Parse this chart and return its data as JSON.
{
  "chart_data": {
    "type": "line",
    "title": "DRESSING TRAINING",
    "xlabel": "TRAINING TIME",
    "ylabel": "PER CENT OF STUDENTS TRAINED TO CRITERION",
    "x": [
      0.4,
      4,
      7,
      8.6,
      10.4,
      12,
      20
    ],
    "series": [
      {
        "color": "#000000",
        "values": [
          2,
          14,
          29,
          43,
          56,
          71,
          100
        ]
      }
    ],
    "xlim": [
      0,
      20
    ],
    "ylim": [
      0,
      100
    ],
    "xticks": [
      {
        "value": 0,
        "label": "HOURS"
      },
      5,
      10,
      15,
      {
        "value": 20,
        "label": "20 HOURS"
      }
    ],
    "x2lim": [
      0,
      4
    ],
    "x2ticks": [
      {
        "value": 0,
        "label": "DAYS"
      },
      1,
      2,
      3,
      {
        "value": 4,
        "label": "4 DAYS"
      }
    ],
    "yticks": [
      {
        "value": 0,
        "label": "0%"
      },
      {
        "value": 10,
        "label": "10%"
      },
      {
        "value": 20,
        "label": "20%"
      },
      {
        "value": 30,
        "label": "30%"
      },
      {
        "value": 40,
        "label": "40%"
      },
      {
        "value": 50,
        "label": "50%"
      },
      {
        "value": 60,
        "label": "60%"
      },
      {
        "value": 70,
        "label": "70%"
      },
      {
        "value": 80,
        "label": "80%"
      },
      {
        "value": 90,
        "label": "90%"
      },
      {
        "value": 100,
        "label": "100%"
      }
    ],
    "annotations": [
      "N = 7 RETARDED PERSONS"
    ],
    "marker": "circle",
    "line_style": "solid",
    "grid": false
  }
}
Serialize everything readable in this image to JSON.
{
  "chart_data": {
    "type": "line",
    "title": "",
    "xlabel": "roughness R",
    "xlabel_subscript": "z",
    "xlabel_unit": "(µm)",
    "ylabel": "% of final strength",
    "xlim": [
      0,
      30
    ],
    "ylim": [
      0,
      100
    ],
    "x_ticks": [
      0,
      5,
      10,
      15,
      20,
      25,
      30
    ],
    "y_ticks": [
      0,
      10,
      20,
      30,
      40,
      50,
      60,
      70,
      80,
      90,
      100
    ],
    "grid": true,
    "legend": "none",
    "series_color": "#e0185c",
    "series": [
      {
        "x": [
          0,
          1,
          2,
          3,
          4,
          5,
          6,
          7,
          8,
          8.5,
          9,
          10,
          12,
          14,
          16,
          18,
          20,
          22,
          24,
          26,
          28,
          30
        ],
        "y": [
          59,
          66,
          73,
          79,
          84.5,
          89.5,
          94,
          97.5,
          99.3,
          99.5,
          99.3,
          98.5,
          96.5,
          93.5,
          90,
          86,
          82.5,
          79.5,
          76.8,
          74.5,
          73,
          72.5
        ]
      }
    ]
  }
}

* * * * * * * * *

◆ **The task**: Return what is listed above, exactly and completely.

◆ **Problem solution**:
Parse this chart and return its data as JSON.
{
  "chart_data": {
    "type": "line",
    "title": "DRESSING TRAINING",
    "xlabel": "TRAINING TIME",
    "ylabel": "PER CENT OF STUDENTS TRAINED TO CRITERION",
    "x": [
      0.4,
      4,
      7,
      8.6,
      10.4,
      12,
      20
    ],
    "series": [
      {
        "color": "#000000",
        "values": [
          2,
          14,
          29,
          43,
          56,
          71,
          100
        ]
      }
    ],
    "xlim": [
      0,
      20
    ],
    "ylim": [
      0,
      100
    ],
    "xticks": [
      {
        "value": 0,
        "label": "HOURS"
      },
      5,
      10,
      15,
      {
        "value": 20,
        "label": "20 HOURS"
      }
    ],
    "x2lim": [
      0,
      4
    ],
    "x2ticks": [
      {
        "value": 0,
        "label": "DAYS"
      },
      1,
      2,
      3,
      {
        "value": 4,
        "label": "4 DAYS"
      }
    ],
    "yticks": [
      {
        "value": 0,
        "label": "0%"
      },
      {
        "value": 10,
        "label": "10%"
      },
      {
        "value": 20,
        "label": "20%"
      },
      {
        "value": 30,
        "label": "30%"
      },
      {
        "value": 40,
        "label": "40%"
      },
      {
        "value": 50,
        "label": "50%"
      },
      {
        "value": 60,
        "label": "60%"
      },
      {
        "value": 70,
        "label": "70%"
      },
      {
        "value": 80,
        "label": "80%"
      },
      {
        "value": 90,
        "label": "90%"
      },
      {
        "value": 100,
        "label": "100%"
      }
    ],
    "annotations": [
      "N = 7 RETARDED PERSONS"
    ],
    "marker": "circle",
    "line_style": "solid",
    "grid": false
  }
}
Serialize everything readable in this image to JSON.
{
  "chart_data": {
    "type": "line",
    "title": "",
    "xlabel": "roughness R",
    "xlabel_subscript": "z",
    "xlabel_unit": "(µm)",
    "ylabel": "% of final strength",
    "xlim": [
      0,
      30
    ],
    "ylim": [
      0,
      100
    ],
    "x_ticks": [
      0,
      5,
      10,
      15,
      20,
      25,
      30
    ],
    "y_ticks": [
      0,
      10,
      20,
      30,
      40,
      50,
      60,
      70,
      80,
      90,
      100
    ],
    "grid": true,
    "legend": "none",
    "series_color": "#e0185c",
    "series": [
      {
        "x": [
          0,
          1,
          2,
          3,
          4,
          5,
          6,
          7,
          8,
          8.5,
          9,
          10,
          12,
          14,
          16,
          18,
          20,
          22,
          24,
          26,
          28,
          30
        ],
        "y": [
          59,
          66,
          73,
          79,
          84.5,
          89.5,
          94,
          97.5,
          99.3,
          99.5,
          99.3,
          98.5,
          96.5,
          93.5,
          90,
          86,
          82.5,
          79.5,
          76.8,
          74.5,
          73,
          72.5
        ]
      }
    ]
  }
}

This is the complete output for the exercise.